____ DATA EXTRACT

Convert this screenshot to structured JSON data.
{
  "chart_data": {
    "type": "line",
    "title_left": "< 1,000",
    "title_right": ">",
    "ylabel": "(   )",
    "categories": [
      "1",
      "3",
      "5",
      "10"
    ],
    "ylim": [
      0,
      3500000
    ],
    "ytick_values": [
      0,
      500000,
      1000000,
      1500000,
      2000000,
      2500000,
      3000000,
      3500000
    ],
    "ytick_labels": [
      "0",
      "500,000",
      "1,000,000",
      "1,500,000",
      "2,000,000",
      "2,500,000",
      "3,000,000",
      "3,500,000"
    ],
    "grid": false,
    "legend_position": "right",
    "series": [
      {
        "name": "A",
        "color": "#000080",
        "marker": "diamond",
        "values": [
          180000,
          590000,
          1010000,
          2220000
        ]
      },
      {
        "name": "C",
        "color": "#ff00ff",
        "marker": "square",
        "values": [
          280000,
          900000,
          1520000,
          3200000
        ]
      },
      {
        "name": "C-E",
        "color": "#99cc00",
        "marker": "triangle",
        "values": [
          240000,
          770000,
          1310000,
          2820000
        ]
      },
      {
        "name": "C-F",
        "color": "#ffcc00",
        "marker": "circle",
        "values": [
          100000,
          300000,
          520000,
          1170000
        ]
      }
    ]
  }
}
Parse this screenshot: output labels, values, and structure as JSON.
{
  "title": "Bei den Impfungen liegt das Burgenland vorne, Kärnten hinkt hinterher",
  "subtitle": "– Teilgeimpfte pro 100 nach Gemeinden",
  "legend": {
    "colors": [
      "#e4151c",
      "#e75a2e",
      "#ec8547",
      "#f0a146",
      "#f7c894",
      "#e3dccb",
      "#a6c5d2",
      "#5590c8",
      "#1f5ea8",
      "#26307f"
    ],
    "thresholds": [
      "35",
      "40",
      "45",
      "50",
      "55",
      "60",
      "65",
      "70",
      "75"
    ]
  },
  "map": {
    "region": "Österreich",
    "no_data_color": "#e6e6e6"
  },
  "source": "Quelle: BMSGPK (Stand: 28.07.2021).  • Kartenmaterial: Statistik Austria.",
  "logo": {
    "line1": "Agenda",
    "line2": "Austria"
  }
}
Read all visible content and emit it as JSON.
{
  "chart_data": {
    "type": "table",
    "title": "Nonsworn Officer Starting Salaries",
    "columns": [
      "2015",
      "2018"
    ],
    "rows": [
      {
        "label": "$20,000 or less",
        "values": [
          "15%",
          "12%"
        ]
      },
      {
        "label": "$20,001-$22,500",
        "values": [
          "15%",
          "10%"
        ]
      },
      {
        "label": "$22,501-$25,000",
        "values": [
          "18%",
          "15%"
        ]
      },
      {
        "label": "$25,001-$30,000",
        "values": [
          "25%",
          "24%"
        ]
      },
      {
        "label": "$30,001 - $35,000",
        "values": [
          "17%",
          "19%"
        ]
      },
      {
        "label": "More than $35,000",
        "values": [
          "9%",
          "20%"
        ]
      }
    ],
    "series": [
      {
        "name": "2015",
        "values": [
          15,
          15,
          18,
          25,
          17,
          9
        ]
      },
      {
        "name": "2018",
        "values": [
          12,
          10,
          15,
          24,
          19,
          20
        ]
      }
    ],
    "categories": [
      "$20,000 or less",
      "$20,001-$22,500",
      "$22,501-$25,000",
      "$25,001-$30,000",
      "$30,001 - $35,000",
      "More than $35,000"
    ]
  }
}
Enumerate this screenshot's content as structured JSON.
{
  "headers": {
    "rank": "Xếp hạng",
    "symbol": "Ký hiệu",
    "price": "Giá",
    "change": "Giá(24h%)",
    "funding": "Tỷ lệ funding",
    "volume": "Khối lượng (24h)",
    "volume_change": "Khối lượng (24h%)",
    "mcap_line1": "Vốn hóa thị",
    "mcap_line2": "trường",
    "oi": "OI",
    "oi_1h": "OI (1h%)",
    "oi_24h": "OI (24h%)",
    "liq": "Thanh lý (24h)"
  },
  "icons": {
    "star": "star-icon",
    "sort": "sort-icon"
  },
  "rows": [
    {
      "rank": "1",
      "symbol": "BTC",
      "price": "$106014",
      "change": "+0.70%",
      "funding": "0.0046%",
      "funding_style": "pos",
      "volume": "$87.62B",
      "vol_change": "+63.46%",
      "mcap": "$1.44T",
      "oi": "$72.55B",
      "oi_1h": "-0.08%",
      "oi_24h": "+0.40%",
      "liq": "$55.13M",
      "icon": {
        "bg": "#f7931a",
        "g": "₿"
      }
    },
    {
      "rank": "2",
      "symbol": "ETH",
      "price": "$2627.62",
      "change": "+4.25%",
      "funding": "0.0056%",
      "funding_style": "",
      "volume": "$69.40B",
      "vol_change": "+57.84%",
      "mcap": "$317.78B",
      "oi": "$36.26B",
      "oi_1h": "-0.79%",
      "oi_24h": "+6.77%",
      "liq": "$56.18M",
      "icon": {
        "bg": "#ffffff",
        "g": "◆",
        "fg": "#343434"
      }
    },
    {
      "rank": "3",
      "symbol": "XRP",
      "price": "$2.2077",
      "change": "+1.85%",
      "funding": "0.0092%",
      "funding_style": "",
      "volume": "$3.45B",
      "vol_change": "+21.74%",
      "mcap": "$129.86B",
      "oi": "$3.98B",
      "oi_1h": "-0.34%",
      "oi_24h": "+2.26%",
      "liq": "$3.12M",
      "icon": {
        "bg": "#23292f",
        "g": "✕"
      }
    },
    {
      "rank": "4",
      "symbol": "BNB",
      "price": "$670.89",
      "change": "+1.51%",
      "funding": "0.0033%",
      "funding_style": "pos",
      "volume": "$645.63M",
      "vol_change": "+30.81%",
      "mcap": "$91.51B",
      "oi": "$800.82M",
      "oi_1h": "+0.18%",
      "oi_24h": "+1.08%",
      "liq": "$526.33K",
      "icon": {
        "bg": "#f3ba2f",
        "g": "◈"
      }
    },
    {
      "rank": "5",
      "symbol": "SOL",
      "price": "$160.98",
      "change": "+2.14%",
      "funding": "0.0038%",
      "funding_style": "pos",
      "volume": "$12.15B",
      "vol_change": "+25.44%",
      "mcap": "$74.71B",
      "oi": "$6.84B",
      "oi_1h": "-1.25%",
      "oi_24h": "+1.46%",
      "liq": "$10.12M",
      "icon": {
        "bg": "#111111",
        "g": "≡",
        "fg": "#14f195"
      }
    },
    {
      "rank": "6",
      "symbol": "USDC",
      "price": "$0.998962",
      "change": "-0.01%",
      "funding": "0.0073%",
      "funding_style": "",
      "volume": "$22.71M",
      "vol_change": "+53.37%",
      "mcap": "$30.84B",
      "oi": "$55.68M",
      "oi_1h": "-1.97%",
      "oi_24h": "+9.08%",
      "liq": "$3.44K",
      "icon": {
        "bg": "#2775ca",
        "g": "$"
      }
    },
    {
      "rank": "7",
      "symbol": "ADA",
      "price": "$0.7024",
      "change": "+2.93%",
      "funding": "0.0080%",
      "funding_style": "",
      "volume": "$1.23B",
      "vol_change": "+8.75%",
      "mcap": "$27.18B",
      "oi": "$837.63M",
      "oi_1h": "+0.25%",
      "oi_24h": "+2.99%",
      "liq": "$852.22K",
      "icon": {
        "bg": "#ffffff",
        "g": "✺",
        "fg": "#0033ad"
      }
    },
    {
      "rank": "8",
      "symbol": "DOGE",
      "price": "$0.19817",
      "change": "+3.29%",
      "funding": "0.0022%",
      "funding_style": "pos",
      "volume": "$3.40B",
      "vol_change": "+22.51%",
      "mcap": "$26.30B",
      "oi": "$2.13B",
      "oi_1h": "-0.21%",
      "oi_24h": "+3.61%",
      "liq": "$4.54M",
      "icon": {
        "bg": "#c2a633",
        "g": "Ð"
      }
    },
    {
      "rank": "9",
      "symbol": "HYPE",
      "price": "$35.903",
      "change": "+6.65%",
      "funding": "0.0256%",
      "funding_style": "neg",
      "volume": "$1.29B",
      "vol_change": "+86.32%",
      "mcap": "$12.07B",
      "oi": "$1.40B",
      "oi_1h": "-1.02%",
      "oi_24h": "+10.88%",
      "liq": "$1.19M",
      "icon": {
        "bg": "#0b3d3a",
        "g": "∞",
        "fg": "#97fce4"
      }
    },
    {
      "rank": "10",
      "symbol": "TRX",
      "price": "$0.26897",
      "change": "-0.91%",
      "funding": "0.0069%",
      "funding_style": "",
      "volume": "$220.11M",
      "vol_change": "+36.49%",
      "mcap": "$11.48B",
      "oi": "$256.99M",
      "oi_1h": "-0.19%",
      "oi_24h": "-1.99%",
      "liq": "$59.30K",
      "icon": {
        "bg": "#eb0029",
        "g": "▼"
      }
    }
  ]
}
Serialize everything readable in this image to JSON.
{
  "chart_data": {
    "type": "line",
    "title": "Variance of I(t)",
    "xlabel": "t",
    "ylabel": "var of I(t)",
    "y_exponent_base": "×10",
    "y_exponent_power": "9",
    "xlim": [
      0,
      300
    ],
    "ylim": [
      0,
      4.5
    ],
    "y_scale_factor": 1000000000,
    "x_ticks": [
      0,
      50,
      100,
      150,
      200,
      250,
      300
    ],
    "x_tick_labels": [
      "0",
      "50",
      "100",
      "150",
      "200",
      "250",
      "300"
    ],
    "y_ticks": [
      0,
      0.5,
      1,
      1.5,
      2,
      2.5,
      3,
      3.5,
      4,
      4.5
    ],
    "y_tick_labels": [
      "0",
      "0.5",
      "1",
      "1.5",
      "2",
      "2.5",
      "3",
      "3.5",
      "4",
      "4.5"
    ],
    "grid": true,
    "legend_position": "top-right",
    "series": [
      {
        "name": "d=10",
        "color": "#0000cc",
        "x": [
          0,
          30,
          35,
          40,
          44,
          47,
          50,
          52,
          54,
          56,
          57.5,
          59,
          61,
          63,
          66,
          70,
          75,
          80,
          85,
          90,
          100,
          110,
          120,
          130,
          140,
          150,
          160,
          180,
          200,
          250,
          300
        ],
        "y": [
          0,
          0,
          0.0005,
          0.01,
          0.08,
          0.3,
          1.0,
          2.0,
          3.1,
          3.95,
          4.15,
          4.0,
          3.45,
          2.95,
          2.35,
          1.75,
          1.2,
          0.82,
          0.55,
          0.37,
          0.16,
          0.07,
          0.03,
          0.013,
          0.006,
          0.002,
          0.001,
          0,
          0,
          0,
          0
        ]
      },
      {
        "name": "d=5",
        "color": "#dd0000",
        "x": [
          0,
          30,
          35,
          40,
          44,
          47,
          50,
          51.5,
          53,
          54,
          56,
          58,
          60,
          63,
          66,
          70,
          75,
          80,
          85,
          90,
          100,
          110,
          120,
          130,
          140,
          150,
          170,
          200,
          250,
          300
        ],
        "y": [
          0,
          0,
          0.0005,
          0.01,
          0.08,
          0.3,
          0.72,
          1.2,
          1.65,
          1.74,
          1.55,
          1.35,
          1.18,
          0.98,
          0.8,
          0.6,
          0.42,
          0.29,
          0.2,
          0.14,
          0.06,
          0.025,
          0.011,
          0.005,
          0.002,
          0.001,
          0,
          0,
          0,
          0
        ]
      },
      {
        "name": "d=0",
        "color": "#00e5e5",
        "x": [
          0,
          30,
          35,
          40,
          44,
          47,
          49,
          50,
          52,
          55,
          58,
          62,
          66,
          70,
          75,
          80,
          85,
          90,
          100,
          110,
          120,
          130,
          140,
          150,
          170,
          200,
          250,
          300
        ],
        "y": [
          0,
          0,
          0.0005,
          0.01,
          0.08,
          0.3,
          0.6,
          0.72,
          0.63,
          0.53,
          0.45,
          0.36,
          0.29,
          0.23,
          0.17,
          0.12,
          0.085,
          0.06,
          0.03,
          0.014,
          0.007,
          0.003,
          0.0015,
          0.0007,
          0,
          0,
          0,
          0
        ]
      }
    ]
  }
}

________

REQUIREMENTS: Return every line above that contains the word "Austria".

TASK OUTPUT:
  "source": "Quelle: BMSGPK (Stand: 28.07.2021).  • Kartenmaterial: Statistik Austria.",
    "line2": "Austria"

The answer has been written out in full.